▸ To be done: In the data below, find each line containing the string "color" and return it.

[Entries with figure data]
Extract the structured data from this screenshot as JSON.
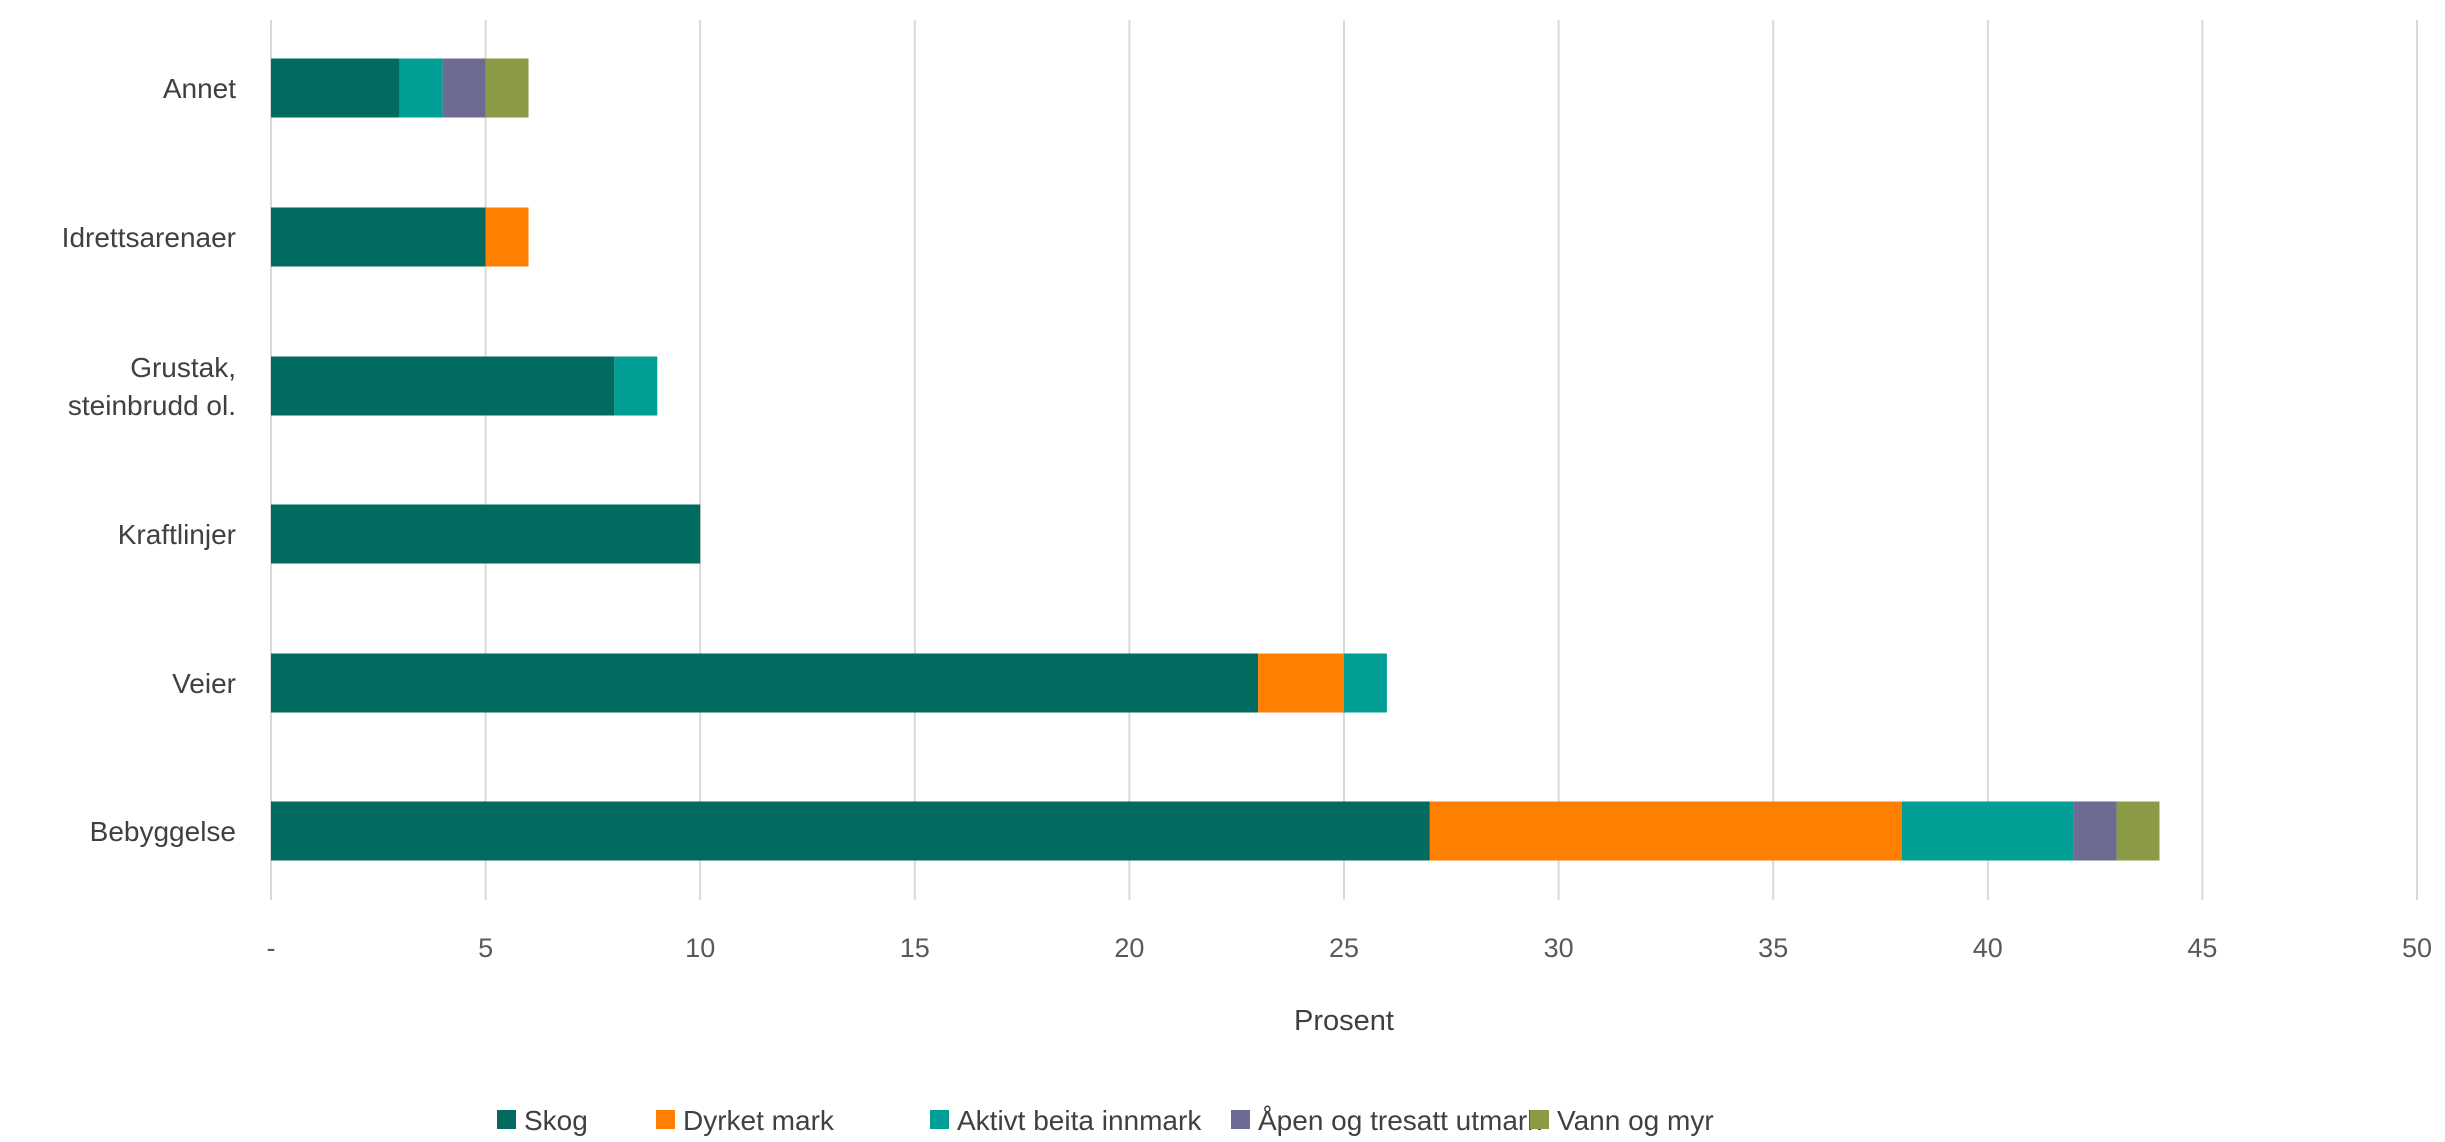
{
  "chart_data": {
    "type": "bar",
    "orientation": "horizontal",
    "stacked": true,
    "categories": [
      "Annet",
      "Idrettsarenaer",
      "Grustak, steinbrudd ol.",
      "Kraftlinjer",
      "Veier",
      "Bebyggelse"
    ],
    "category_lines": [
      [
        "Annet"
      ],
      [
        "Idrettsarenaer"
      ],
      [
        "Grustak,",
        "steinbrudd ol."
      ],
      [
        "Kraftlinjer"
      ],
      [
        "Veier"
      ],
      [
        "Bebyggelse"
      ]
    ],
    "series": [
      {
        "name": "Skog",
        "color": "#006b5e",
        "values": [
          3,
          5,
          8,
          10,
          23,
          27
        ]
      },
      {
        "name": "Dyrket mark",
        "color": "#ff7f00",
        "values": [
          0,
          1,
          0,
          0,
          2,
          11
        ]
      },
      {
        "name": "Aktivt beita innmark",
        "color": "#009e94",
        "values": [
          1,
          0,
          1,
          0,
          1,
          4
        ]
      },
      {
        "name": "Åpen og tresatt utmark",
        "color": "#6e6b92",
        "values": [
          1,
          0,
          0,
          0,
          0,
          1
        ]
      },
      {
        "name": "Vann og myr",
        "color": "#8a9a45",
        "values": [
          1,
          0,
          0,
          0,
          0,
          1
        ]
      }
    ],
    "x_ticks": [
      0,
      5,
      10,
      15,
      20,
      25,
      30,
      35,
      40,
      45,
      50
    ],
    "x_tick_labels": [
      "-",
      "5",
      "10",
      "15",
      "20",
      "25",
      "30",
      "35",
      "40",
      "45",
      "50"
    ],
    "xlim": [
      0,
      50
    ],
    "xlabel": "Prosent",
    "ylabel": "",
    "title": "",
    "grid": "vertical",
    "legend_position": "bottom"
  }
}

▸ Answer for the task:
        "color": "#006b5e",
        "color": "#ff7f00",
        "color": "#009e94",
        "color": "#6e6b92",
        "color": "#8a9a45",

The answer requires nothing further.